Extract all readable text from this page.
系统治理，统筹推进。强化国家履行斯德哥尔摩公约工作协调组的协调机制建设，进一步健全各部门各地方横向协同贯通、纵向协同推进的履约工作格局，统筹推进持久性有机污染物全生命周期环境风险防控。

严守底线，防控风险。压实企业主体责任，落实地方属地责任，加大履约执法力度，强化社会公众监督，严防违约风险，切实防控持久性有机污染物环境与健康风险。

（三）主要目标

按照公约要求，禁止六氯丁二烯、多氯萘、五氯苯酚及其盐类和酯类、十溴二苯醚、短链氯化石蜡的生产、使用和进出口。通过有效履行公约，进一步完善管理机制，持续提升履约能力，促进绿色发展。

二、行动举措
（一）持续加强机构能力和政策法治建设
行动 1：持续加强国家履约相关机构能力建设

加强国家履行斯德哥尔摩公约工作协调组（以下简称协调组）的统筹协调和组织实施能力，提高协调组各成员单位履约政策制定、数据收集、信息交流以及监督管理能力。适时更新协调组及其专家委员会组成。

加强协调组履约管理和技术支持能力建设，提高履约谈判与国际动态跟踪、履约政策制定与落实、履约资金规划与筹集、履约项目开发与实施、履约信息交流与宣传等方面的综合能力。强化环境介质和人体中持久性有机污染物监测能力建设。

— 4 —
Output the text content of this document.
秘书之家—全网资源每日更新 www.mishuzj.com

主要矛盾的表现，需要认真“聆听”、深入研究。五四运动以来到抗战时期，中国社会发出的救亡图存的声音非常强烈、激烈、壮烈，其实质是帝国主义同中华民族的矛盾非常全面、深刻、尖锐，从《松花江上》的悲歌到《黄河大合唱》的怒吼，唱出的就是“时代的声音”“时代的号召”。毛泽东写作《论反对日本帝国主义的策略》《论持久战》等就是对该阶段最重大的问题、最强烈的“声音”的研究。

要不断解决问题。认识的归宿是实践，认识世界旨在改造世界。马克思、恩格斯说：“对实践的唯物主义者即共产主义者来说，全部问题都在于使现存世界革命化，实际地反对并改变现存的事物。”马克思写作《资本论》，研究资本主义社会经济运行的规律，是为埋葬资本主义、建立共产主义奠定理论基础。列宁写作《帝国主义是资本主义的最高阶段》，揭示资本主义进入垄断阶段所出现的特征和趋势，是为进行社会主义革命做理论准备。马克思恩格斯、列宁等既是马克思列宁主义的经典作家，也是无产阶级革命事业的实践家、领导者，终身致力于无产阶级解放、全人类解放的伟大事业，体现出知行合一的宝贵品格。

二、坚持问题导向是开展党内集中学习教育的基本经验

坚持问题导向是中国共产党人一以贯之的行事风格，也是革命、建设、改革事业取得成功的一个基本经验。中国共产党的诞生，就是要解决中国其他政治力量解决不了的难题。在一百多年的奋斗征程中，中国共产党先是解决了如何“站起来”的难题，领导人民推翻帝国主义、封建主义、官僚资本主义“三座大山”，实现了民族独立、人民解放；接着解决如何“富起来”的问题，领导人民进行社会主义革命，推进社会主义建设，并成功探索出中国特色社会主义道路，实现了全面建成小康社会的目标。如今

* Goal of the exercise *
Write the lines out verbatim, from the one with "Output the text content of this document." through the last line of the entries, and stop there.

* Exercise answer *
Output the text content of this document.
秘书之家—全网资源每日更新 www.mishuzj.com

主要矛盾的表现，需要认真“聆听”、深入研究。五四运动以来到抗战时期，中国社会发出的救亡图存的声音非常强烈、激烈、壮烈，其实质是帝国主义同中华民族的矛盾非常全面、深刻、尖锐，从《松花江上》的悲歌到《黄河大合唱》的怒吼，唱出的就是“时代的声音”“时代的号召”。毛泽东写作《论反对日本帝国主义的策略》《论持久战》等就是对该阶段最重大的问题、最强烈的“声音”的研究。

要不断解决问题。认识的归宿是实践，认识世界旨在改造世界。马克思、恩格斯说：“对实践的唯物主义者即共产主义者来说，全部问题都在于使现存世界革命化，实际地反对并改变现存的事物。”马克思写作《资本论》，研究资本主义社会经济运行的规律，是为埋葬资本主义、建立共产主义奠定理论基础。列宁写作《帝国主义是资本主义的最高阶段》，揭示资本主义进入垄断阶段所出现的特征和趋势，是为进行社会主义革命做理论准备。马克思恩格斯、列宁等既是马克思列宁主义的经典作家，也是无产阶级革命事业的实践家、领导者，终身致力于无产阶级解放、全人类解放的伟大事业，体现出知行合一的宝贵品格。

二、坚持问题导向是开展党内集中学习教育的基本经验

坚持问题导向是中国共产党人一以贯之的行事风格，也是革命、建设、改革事业取得成功的一个基本经验。中国共产党的诞生，就是要解决中国其他政治力量解决不了的难题。在一百多年的奋斗征程中，中国共产党先是解决了如何“站起来”的难题，领导人民推翻帝国主义、封建主义、官僚资本主义“三座大山”，实现了民族独立、人民解放；接着解决如何“富起来”的问题，领导人民进行社会主义革命，推进社会主义建设，并成功探索出中国特色社会主义道路，实现了全面建成小康社会的目标。如今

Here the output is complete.